Exercise brief:
Gather the lines that hold the string "NCLEX".

________________

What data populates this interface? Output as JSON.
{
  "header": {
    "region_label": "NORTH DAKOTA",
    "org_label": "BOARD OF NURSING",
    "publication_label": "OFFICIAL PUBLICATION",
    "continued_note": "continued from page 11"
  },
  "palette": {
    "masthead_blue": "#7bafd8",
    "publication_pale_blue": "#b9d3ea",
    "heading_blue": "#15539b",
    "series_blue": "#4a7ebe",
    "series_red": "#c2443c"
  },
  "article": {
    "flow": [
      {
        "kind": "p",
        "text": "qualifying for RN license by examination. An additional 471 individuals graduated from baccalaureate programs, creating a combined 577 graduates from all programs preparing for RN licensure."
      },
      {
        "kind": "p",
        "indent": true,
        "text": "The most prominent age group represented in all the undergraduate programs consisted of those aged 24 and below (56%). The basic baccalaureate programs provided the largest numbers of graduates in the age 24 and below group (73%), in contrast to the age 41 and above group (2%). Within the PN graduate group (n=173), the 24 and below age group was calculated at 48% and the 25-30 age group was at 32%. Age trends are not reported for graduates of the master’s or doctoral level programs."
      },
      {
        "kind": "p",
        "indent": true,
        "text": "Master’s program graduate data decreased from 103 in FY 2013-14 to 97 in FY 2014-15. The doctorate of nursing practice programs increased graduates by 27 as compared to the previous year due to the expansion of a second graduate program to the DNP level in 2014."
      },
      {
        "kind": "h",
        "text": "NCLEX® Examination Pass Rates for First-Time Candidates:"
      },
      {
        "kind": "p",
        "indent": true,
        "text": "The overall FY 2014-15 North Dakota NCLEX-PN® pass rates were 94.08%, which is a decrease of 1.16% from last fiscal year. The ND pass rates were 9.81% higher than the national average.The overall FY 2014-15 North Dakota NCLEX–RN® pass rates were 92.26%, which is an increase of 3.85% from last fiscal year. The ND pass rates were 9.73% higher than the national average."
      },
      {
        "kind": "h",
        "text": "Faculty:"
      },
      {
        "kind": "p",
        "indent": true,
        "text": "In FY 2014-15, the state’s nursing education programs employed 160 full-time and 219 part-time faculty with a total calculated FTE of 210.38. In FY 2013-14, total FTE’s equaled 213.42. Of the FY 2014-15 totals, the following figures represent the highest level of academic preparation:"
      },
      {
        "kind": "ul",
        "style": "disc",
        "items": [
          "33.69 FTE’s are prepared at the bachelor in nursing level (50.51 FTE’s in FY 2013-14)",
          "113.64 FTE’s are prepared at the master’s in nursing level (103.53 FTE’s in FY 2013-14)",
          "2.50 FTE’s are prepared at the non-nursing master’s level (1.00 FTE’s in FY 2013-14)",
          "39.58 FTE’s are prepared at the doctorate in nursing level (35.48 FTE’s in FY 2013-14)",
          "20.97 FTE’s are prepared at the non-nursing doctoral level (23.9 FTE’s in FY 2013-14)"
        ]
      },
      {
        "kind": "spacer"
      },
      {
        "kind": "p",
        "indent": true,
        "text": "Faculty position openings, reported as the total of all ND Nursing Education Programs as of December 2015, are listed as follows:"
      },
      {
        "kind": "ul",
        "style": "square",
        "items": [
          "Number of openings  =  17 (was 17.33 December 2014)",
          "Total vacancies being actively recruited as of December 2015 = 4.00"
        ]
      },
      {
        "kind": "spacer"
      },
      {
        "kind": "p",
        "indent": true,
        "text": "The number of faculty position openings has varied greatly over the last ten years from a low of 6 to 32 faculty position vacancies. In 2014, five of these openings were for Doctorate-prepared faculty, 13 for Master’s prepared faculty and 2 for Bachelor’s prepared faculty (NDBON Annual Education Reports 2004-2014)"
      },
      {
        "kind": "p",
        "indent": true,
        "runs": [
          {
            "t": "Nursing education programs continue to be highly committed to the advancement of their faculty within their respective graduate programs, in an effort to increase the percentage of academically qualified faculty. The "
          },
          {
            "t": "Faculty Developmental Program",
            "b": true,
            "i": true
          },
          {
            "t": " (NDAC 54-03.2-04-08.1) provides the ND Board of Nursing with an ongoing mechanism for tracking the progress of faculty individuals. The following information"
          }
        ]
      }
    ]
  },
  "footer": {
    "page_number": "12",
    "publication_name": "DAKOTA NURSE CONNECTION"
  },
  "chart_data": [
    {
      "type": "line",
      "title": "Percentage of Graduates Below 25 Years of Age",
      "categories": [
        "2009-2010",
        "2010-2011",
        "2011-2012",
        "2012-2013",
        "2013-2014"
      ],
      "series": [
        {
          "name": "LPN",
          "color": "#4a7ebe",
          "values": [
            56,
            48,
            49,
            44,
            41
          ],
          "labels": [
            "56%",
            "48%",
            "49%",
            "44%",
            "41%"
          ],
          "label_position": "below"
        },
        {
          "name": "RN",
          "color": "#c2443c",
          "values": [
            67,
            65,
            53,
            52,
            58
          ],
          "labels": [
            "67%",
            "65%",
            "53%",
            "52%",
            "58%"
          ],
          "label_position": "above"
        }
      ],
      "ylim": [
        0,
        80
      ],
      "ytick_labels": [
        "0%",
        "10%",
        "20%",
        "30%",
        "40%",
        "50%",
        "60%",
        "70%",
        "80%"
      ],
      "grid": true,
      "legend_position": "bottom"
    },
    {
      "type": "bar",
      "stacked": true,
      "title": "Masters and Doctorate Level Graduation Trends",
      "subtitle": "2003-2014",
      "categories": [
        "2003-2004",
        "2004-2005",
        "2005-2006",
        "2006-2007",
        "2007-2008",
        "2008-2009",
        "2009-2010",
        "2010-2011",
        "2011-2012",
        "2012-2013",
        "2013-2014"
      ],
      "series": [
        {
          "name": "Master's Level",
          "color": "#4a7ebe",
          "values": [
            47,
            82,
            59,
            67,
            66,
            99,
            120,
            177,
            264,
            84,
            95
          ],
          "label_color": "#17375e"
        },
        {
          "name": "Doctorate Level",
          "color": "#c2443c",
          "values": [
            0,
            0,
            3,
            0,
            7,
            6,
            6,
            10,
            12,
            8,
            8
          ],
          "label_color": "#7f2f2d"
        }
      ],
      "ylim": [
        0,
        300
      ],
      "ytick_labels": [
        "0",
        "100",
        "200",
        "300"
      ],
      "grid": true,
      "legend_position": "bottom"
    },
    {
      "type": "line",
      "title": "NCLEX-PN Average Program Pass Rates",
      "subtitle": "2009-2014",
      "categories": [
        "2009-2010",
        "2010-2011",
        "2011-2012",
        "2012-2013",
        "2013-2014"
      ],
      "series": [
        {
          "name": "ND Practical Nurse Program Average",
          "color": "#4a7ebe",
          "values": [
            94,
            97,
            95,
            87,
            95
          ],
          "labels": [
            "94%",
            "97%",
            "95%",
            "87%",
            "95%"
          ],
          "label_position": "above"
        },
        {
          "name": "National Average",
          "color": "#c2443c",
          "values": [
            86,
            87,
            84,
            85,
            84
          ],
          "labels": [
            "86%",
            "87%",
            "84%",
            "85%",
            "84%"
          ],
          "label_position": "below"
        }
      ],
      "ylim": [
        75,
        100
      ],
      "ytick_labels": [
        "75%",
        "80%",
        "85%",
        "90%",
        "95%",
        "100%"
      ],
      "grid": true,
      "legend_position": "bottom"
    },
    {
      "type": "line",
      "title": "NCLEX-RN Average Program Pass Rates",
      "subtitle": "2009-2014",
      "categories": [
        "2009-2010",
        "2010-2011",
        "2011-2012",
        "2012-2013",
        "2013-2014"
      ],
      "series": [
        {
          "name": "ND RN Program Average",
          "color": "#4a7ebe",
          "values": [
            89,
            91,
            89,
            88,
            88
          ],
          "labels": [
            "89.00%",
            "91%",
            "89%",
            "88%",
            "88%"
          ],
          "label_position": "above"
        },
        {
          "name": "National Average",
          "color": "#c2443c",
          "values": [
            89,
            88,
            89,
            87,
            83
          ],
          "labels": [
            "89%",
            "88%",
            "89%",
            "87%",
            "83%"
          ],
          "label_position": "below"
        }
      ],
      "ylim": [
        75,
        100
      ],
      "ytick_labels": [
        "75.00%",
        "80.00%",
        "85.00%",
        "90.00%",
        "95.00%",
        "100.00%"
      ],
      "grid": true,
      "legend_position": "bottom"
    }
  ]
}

________________

Written solution:
        "text": "NCLEX® Examination Pass Rates for First-Time Candidates:"
        "text": "The overall FY 2014-15 North Dakota NCLEX-PN® pass rates were 94.08%, which is a decrease of 1.16% from last fiscal year. The ND pass rates were 9.81% higher than the national average.The overall FY 2014-15 North Dakota NCLEX–RN® pass rates were 92.26%, which is an increase of 3.85% from last fiscal year. The ND pass rates were 9.73% higher than the national average."
      "title": "NCLEX-PN Average Program Pass Rates",
      "title": "NCLEX-RN Average Program Pass Rates",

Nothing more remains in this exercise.